>> begin

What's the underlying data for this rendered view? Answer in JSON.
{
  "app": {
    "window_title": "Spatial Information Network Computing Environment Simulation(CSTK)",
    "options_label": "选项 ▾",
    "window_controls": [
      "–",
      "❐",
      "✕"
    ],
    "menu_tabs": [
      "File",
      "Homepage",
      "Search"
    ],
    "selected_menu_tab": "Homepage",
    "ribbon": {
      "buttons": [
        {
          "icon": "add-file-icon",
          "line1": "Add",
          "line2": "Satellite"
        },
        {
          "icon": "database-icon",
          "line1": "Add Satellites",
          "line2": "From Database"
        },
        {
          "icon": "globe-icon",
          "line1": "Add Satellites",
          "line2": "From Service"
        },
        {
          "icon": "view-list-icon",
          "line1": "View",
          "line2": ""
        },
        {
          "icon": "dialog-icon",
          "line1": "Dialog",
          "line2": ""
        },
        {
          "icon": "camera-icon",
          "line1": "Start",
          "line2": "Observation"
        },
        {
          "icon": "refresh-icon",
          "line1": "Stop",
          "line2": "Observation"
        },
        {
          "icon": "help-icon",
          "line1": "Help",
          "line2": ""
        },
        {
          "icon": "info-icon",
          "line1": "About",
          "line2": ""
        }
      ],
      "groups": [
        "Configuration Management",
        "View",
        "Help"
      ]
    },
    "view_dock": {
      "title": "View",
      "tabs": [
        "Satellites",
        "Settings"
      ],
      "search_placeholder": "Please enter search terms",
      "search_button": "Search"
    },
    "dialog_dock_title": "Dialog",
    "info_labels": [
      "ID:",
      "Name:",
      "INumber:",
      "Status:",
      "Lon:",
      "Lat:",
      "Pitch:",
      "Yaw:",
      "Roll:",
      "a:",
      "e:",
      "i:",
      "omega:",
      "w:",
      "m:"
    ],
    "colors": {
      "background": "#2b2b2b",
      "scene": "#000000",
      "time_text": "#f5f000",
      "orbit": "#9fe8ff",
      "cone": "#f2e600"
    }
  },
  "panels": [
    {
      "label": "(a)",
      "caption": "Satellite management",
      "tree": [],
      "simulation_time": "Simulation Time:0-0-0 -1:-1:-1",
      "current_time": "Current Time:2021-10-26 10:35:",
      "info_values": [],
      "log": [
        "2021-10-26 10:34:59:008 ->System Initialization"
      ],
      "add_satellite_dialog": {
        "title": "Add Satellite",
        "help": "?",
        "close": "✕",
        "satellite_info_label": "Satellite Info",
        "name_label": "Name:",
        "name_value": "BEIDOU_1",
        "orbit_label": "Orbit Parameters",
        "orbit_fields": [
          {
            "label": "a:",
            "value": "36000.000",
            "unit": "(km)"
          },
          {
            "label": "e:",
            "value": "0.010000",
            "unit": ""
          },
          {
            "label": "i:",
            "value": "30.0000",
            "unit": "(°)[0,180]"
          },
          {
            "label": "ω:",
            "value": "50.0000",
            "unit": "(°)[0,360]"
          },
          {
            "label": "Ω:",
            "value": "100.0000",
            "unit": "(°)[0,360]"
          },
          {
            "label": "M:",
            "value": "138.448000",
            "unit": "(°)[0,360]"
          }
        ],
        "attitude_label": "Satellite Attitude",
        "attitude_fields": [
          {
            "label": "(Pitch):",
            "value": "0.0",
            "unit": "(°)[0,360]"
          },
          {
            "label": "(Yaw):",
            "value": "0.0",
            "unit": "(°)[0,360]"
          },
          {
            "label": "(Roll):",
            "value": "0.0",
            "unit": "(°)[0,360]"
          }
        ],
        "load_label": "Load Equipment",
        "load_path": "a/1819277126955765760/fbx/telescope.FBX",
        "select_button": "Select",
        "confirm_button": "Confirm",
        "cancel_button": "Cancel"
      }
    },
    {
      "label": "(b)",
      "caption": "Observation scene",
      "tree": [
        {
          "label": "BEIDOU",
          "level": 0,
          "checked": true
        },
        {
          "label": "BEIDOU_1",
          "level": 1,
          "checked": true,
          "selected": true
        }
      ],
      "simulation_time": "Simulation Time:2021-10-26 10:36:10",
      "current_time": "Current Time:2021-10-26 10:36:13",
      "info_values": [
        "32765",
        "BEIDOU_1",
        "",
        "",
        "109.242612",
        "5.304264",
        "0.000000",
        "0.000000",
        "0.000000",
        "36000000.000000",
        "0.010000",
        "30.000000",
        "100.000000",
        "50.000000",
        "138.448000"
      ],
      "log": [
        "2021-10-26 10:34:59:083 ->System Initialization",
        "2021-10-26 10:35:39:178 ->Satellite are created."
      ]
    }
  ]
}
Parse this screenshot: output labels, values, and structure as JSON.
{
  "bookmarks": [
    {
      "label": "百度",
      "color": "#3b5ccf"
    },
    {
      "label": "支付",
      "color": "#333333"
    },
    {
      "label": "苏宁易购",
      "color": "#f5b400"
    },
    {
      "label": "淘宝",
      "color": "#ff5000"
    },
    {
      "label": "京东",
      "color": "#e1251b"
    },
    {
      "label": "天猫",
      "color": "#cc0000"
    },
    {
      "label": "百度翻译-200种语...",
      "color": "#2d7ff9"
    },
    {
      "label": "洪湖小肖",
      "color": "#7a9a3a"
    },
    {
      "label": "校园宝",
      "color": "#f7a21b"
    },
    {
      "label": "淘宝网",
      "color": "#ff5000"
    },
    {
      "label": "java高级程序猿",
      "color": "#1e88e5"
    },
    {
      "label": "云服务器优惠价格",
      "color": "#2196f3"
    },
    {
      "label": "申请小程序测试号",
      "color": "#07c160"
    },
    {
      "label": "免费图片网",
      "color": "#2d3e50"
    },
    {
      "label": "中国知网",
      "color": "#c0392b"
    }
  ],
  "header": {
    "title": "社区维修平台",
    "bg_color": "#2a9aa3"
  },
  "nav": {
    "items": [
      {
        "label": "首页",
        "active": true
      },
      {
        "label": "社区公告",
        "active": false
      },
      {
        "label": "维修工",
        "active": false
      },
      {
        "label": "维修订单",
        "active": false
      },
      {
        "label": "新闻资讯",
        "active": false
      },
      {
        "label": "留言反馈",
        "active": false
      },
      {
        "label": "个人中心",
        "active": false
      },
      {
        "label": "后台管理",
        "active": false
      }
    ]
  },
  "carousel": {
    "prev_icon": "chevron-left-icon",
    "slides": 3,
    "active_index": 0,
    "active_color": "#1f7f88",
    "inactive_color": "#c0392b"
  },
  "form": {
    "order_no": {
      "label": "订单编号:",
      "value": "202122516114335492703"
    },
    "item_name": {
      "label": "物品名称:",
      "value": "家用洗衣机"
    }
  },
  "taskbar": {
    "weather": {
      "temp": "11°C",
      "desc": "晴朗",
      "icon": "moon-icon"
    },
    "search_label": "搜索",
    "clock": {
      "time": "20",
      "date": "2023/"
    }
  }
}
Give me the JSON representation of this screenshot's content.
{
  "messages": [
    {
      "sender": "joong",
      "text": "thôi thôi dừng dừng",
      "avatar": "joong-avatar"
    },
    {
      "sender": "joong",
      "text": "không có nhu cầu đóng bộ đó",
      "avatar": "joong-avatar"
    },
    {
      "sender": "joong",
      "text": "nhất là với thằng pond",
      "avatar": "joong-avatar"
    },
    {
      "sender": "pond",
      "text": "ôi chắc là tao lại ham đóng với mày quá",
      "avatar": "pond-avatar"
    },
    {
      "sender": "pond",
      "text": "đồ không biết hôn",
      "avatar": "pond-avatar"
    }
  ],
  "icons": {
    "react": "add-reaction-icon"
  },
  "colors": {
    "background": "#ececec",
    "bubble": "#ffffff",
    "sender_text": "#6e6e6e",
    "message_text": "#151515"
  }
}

>> end

Exercise directions:
Every record shown above must be echoed exactly.

The output:
What's the underlying data for this rendered view? Answer in JSON.
{
  "app": {
    "window_title": "Spatial Information Network Computing Environment Simulation(CSTK)",
    "options_label": "选项 ▾",
    "window_controls": [
      "–",
      "❐",
      "✕"
    ],
    "menu_tabs": [
      "File",
      "Homepage",
      "Search"
    ],
    "selected_menu_tab": "Homepage",
    "ribbon": {
      "buttons": [
        {
          "icon": "add-file-icon",
          "line1": "Add",
          "line2": "Satellite"
        },
        {
          "icon": "database-icon",
          "line1": "Add Satellites",
          "line2": "From Database"
        },
        {
          "icon": "globe-icon",
          "line1": "Add Satellites",
          "line2": "From Service"
        },
        {
          "icon": "view-list-icon",
          "line1": "View",
          "line2": ""
        },
        {
          "icon": "dialog-icon",
          "line1": "Dialog",
          "line2": ""
        },
        {
          "icon": "camera-icon",
          "line1": "Start",
          "line2": "Observation"
        },
        {
          "icon": "refresh-icon",
          "line1": "Stop",
          "line2": "Observation"
        },
        {
          "icon": "help-icon",
          "line1": "Help",
          "line2": ""
        },
        {
          "icon": "info-icon",
          "line1": "About",
          "line2": ""
        }
      ],
      "groups": [
        "Configuration Management",
        "View",
        "Help"
      ]
    },
    "view_dock": {
      "title": "View",
      "tabs": [
        "Satellites",
        "Settings"
      ],
      "search_placeholder": "Please enter search terms",
      "search_button": "Search"
    },
    "dialog_dock_title": "Dialog",
    "info_labels": [
      "ID:",
      "Name:",
      "INumber:",
      "Status:",
      "Lon:",
      "Lat:",
      "Pitch:",
      "Yaw:",
      "Roll:",
      "a:",
      "e:",
      "i:",
      "omega:",
      "w:",
      "m:"
    ],
    "colors": {
      "background": "#2b2b2b",
      "scene": "#000000",
      "time_text": "#f5f000",
      "orbit": "#9fe8ff",
      "cone": "#f2e600"
    }
  },
  "panels": [
    {
      "label": "(a)",
      "caption": "Satellite management",
      "tree": [],
      "simulation_time": "Simulation Time:0-0-0 -1:-1:-1",
      "current_time": "Current Time:2021-10-26 10:35:",
      "info_values": [],
      "log": [
        "2021-10-26 10:34:59:008 ->System Initialization"
      ],
      "add_satellite_dialog": {
        "title": "Add Satellite",
        "help": "?",
        "close": "✕",
        "satellite_info_label": "Satellite Info",
        "name_label": "Name:",
        "name_value": "BEIDOU_1",
        "orbit_label": "Orbit Parameters",
        "orbit_fields": [
          {
            "label": "a:",
            "value": "36000.000",
            "unit": "(km)"
          },
          {
            "label": "e:",
            "value": "0.010000",
            "unit": ""
          },
          {
            "label": "i:",
            "value": "30.0000",
            "unit": "(°)[0,180]"
          },
          {
            "label": "ω:",
            "value": "50.0000",
            "unit": "(°)[0,360]"
          },
          {
            "label": "Ω:",
            "value": "100.0000",
            "unit": "(°)[0,360]"
          },
          {
            "label": "M:",
            "value": "138.448000",
            "unit": "(°)[0,360]"
          }
        ],
        "attitude_label": "Satellite Attitude",
        "attitude_fields": [
          {
            "label": "(Pitch):",
            "value": "0.0",
            "unit": "(°)[0,360]"
          },
          {
            "label": "(Yaw):",
            "value": "0.0",
            "unit": "(°)[0,360]"
          },
          {
            "label": "(Roll):",
            "value": "0.0",
            "unit": "(°)[0,360]"
          }
        ],
        "load_label": "Load Equipment",
        "load_path": "a/1819277126955765760/fbx/telescope.FBX",
        "select_button": "Select",
        "confirm_button": "Confirm",
        "cancel_button": "Cancel"
      }
    },
    {
      "label": "(b)",
      "caption": "Observation scene",
      "tree": [
        {
          "label": "BEIDOU",
          "level": 0,
          "checked": true
        },
        {
          "label": "BEIDOU_1",
          "level": 1,
          "checked": true,
          "selected": true
        }
      ],
      "simulation_time": "Simulation Time:2021-10-26 10:36:10",
      "current_time": "Current Time:2021-10-26 10:36:13",
      "info_values": [
        "32765",
        "BEIDOU_1",
        "",
        "",
        "109.242612",
        "5.304264",
        "0.000000",
        "0.000000",
        "0.000000",
        "36000000.000000",
        "0.010000",
        "30.000000",
        "100.000000",
        "50.000000",
        "138.448000"
      ],
      "log": [
        "2021-10-26 10:34:59:083 ->System Initialization",
        "2021-10-26 10:35:39:178 ->Satellite are created."
      ]
    }
  ]
}
Parse this screenshot: output labels, values, and structure as JSON.
{
  "bookmarks": [
    {
      "label": "百度",
      "color": "#3b5ccf"
    },
    {
      "label": "支付",
      "color": "#333333"
    },
    {
      "label": "苏宁易购",
      "color": "#f5b400"
    },
    {
      "label": "淘宝",
      "color": "#ff5000"
    },
    {
      "label": "京东",
      "color": "#e1251b"
    },
    {
      "label": "天猫",
      "color": "#cc0000"
    },
    {
      "label": "百度翻译-200种语...",
      "color": "#2d7ff9"
    },
    {
      "label": "洪湖小肖",
      "color": "#7a9a3a"
    },
    {
      "label": "校园宝",
      "color": "#f7a21b"
    },
    {
      "label": "淘宝网",
      "color": "#ff5000"
    },
    {
      "label": "java高级程序猿",
      "color": "#1e88e5"
    },
    {
      "label": "云服务器优惠价格",
      "color": "#2196f3"
    },
    {
      "label": "申请小程序测试号",
      "color": "#07c160"
    },
    {
      "label": "免费图片网",
      "color": "#2d3e50"
    },
    {
      "label": "中国知网",
      "color": "#c0392b"
    }
  ],
  "header": {
    "title": "社区维修平台",
    "bg_color": "#2a9aa3"
  },
  "nav": {
    "items": [
      {
        "label": "首页",
        "active": true
      },
      {
        "label": "社区公告",
        "active": false
      },
      {
        "label": "维修工",
        "active": false
      },
      {
        "label": "维修订单",
        "active": false
      },
      {
        "label": "新闻资讯",
        "active": false
      },
      {
        "label": "留言反馈",
        "active": false
      },
      {
        "label": "个人中心",
        "active": false
      },
      {
        "label": "后台管理",
        "active": false
      }
    ]
  },
  "carousel": {
    "prev_icon": "chevron-left-icon",
    "slides": 3,
    "active_index": 0,
    "active_color": "#1f7f88",
    "inactive_color": "#c0392b"
  },
  "form": {
    "order_no": {
      "label": "订单编号:",
      "value": "202122516114335492703"
    },
    "item_name": {
      "label": "物品名称:",
      "value": "家用洗衣机"
    }
  },
  "taskbar": {
    "weather": {
      "temp": "11°C",
      "desc": "晴朗",
      "icon": "moon-icon"
    },
    "search_label": "搜索",
    "clock": {
      "time": "20",
      "date": "2023/"
    }
  }
}
Give me the JSON representation of this screenshot's content.
{
  "messages": [
    {
      "sender": "joong",
      "text": "thôi thôi dừng dừng",
      "avatar": "joong-avatar"
    },
    {
      "sender": "joong",
      "text": "không có nhu cầu đóng bộ đó",
      "avatar": "joong-avatar"
    },
    {
      "sender": "joong",
      "text": "nhất là với thằng pond",
      "avatar": "joong-avatar"
    },
    {
      "sender": "pond",
      "text": "ôi chắc là tao lại ham đóng với mày quá",
      "avatar": "pond-avatar"
    },
    {
      "sender": "pond",
      "text": "đồ không biết hôn",
      "avatar": "pond-avatar"
    }
  ],
  "icons": {
    "react": "add-reaction-icon"
  },
  "colors": {
    "background": "#ececec",
    "bubble": "#ffffff",
    "sender_text": "#6e6e6e",
    "message_text": "#151515"
  }
}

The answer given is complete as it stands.